• **TASK DESCRIPTION**:
Reproduce verbatim the lines of the records from the one containing "data-label: 2 553 337 [124, 64, 200, 83]" through the one containing "legend-label: Sivistystoimi [669, 333, 763, 352]", including both of those lines.

• **DATA FOR THE TASK**:
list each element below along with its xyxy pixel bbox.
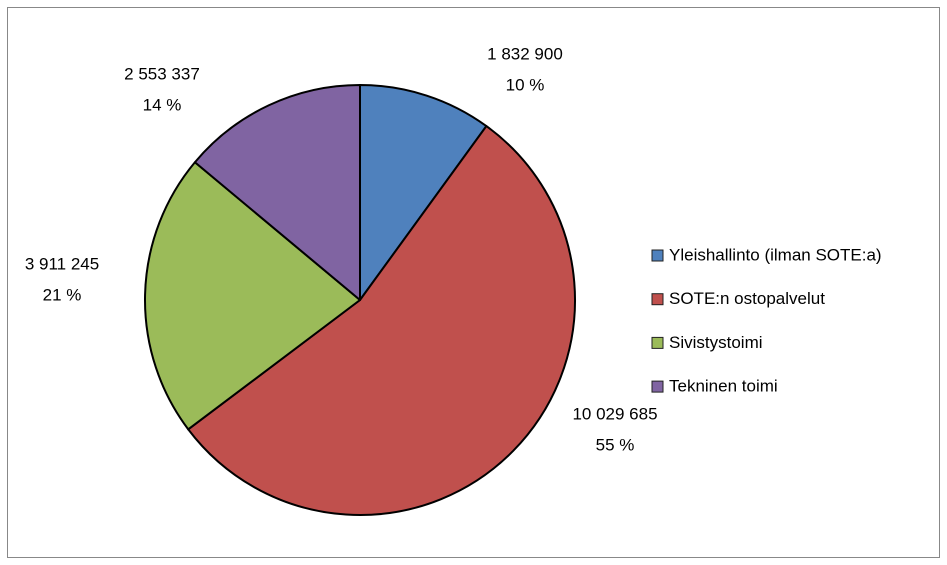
data-label: 2 553 337 [124, 64, 200, 83]
data-label: 1 832 900 [487, 44, 563, 63]
legend-label: Tekninen toimi [669, 377, 778, 396]
pie-slice [193, 84, 361, 301]
pie-slice [359, 84, 488, 301]
percent-label: 21 % [43, 285, 82, 304]
legend-label: Sivistystoimi [669, 333, 763, 352]
legend-label: Yleishallinto (ilman SOTE:a) [669, 245, 882, 264]
legend-swatch [651, 336, 664, 349]
pie-slice [187, 125, 576, 516]
percent-label: 55 % [596, 435, 635, 454]
data-label: 3 911 245 [25, 254, 99, 273]
legend-swatch [651, 293, 664, 306]
percent-label: 14 % [143, 95, 182, 114]
legend-label: SOTE:n ostopalvelut [669, 289, 825, 308]
legend-swatch [651, 249, 664, 262]
percent-label: 10 % [506, 75, 545, 94]
pie-slice [144, 161, 361, 431]
data-label: 10 029 685 [572, 404, 657, 423]
legend-swatch [651, 380, 664, 393]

• **RESULT FOR THIS EXERCISE**:
data-label: 2 553 337 [124, 64, 200, 83]
data-label: 1 832 900 [487, 44, 563, 63]
legend-label: Tekninen toimi [669, 377, 778, 396]
pie-slice [193, 84, 361, 301]
pie-slice [359, 84, 488, 301]
percent-label: 21 % [43, 285, 82, 304]
legend-label: Sivistystoimi [669, 333, 763, 352]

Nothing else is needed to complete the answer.